### SHORT PROBLEM:
Scan the entries below and count the lines holding the string "panel". Supply only the number.

### EXERCISE INPUTS:
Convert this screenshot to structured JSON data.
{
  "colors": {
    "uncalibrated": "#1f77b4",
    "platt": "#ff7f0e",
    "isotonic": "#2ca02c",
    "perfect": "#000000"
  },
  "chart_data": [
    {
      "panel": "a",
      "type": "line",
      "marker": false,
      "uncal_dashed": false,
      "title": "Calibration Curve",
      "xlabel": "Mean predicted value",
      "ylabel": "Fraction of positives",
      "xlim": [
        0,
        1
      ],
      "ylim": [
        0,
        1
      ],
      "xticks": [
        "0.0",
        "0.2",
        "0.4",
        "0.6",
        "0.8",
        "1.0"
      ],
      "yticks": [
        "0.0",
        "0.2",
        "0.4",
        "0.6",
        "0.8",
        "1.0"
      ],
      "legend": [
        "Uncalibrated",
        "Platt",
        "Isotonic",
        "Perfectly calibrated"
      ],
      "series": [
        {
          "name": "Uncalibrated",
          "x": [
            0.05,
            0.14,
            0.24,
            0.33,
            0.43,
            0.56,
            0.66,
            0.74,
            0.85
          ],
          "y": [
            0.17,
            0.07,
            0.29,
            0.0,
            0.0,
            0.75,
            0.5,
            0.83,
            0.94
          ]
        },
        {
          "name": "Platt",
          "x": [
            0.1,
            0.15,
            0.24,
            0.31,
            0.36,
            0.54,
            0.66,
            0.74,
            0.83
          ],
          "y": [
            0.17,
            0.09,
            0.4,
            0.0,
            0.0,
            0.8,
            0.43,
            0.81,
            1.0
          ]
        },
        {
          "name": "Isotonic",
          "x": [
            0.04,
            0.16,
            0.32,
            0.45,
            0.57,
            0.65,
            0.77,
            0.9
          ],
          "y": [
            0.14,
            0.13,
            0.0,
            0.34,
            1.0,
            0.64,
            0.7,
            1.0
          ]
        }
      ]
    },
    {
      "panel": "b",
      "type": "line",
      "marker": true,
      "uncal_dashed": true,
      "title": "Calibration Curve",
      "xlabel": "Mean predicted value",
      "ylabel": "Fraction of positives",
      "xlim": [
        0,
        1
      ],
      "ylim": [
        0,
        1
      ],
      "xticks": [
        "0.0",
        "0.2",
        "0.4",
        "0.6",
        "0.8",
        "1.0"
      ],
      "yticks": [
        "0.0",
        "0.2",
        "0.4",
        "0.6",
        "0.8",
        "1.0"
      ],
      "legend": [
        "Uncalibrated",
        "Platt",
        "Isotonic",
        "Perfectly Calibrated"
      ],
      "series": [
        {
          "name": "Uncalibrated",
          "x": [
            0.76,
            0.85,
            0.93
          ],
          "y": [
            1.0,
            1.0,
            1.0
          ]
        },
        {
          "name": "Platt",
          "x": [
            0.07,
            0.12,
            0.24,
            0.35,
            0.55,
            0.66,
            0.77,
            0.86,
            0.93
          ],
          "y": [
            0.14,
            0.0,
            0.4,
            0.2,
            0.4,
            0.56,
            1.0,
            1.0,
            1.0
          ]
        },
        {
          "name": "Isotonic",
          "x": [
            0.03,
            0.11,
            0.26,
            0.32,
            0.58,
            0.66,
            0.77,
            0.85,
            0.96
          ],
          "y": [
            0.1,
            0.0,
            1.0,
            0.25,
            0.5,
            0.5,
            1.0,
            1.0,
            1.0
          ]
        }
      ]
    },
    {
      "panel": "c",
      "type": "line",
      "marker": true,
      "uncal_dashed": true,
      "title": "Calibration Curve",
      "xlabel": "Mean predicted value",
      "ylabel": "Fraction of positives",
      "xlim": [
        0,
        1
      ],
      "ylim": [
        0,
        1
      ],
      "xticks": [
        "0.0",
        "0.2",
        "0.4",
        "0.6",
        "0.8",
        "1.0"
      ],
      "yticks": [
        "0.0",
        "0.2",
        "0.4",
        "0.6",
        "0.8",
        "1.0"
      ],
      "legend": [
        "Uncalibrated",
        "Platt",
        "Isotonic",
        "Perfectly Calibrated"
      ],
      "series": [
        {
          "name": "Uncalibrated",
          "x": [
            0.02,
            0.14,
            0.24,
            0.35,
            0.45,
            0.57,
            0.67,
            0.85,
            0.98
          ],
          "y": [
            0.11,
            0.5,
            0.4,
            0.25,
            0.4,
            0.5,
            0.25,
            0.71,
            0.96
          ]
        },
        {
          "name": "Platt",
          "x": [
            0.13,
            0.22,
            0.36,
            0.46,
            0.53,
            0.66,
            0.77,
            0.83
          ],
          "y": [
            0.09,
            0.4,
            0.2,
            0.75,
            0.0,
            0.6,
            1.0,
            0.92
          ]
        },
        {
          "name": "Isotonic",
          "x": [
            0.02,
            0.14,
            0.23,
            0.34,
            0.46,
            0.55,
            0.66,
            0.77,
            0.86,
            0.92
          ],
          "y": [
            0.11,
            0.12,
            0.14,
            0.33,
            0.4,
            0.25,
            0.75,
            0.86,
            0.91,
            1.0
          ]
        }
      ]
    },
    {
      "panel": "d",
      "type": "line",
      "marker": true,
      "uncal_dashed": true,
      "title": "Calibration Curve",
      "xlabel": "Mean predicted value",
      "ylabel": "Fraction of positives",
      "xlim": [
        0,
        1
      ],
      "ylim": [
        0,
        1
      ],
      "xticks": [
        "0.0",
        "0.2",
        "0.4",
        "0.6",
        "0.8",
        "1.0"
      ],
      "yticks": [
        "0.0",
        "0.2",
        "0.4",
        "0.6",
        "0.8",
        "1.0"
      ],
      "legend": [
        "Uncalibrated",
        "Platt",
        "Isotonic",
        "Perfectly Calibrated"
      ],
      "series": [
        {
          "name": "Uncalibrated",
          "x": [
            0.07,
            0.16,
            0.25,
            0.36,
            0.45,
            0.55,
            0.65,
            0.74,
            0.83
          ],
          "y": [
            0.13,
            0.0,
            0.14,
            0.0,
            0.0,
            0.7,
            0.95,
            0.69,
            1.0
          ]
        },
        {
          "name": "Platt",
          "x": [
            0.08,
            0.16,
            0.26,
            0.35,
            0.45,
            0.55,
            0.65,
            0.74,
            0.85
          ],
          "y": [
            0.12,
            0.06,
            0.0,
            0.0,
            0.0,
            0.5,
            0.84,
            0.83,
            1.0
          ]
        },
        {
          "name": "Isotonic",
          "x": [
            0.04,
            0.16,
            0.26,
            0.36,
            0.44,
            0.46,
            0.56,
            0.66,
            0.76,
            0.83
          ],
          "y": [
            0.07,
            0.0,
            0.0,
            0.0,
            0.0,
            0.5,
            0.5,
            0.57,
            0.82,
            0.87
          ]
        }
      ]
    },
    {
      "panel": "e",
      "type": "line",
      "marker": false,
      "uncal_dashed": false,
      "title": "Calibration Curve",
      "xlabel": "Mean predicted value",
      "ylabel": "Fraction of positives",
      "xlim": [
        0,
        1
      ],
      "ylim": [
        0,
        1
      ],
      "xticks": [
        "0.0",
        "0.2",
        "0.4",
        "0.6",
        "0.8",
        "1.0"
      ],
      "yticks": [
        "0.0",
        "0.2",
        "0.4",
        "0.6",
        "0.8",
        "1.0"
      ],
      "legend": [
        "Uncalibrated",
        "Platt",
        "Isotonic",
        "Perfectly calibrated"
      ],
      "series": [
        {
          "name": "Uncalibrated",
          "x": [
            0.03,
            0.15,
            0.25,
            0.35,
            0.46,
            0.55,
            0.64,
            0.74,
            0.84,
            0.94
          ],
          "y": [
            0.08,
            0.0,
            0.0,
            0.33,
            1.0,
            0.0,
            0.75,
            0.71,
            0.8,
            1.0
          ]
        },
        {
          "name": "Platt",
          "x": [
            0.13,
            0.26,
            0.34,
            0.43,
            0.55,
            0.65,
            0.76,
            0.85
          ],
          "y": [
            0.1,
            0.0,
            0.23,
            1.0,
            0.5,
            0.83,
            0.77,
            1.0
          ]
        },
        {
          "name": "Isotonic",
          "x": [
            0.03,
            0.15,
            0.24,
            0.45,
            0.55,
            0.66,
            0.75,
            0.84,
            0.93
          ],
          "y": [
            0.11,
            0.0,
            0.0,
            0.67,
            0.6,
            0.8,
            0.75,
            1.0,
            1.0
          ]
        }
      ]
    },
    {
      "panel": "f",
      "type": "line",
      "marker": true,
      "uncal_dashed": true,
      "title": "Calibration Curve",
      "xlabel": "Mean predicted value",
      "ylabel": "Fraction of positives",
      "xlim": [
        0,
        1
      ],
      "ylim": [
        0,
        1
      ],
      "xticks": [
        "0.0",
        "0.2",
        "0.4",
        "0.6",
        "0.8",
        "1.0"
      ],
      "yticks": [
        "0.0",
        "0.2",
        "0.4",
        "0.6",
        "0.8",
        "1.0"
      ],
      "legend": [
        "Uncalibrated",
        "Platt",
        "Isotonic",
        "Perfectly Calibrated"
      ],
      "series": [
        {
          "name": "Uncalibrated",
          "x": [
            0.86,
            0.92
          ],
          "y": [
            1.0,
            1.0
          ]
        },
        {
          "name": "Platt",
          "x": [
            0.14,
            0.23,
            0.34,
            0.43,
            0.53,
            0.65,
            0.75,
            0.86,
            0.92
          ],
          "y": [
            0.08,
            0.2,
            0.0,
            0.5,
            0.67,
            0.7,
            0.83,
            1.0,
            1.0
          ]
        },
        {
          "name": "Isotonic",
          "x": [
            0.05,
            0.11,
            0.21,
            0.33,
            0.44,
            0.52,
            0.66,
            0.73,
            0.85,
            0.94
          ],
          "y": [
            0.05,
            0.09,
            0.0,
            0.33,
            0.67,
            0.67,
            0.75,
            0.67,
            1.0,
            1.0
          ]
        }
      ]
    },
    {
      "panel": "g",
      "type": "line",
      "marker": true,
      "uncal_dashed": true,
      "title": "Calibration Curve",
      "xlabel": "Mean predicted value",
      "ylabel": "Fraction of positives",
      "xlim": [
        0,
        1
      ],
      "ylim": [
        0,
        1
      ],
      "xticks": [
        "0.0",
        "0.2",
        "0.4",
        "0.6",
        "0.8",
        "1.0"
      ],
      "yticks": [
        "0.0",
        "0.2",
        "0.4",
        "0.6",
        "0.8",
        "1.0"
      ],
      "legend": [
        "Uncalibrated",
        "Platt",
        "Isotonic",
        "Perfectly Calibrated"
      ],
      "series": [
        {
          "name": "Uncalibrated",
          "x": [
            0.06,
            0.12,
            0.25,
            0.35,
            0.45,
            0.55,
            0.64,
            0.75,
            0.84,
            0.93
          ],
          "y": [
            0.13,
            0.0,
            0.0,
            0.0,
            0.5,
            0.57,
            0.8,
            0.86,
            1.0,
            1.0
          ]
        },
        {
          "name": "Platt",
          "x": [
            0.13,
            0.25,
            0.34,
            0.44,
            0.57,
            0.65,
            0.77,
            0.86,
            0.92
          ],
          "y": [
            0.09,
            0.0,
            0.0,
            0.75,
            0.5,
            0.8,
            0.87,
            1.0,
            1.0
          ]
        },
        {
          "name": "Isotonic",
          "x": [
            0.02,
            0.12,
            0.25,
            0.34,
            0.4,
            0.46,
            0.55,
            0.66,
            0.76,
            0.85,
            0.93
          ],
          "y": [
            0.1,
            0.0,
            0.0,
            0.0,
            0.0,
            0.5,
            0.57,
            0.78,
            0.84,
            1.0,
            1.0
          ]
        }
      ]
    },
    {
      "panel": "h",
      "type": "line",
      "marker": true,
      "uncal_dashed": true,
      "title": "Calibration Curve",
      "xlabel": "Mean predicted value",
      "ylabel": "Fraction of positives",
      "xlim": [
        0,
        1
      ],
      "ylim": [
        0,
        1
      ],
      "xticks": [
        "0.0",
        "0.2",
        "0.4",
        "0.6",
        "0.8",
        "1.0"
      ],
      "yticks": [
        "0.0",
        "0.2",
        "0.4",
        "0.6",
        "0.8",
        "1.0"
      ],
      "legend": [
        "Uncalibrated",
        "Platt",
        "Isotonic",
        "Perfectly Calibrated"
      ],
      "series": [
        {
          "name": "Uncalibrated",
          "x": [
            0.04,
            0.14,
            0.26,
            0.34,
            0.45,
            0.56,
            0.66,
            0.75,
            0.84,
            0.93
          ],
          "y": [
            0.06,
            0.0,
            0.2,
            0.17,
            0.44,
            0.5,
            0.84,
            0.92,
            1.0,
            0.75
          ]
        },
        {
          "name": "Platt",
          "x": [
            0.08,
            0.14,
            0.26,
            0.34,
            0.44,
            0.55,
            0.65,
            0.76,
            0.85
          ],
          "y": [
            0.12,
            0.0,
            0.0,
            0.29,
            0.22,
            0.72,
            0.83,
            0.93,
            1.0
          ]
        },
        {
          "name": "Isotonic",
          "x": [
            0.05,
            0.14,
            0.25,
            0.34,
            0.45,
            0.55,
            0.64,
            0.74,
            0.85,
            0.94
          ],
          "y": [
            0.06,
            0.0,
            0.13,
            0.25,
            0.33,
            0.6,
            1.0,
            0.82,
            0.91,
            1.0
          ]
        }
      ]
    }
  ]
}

### SOLUTION TO THE PROBLEM:
8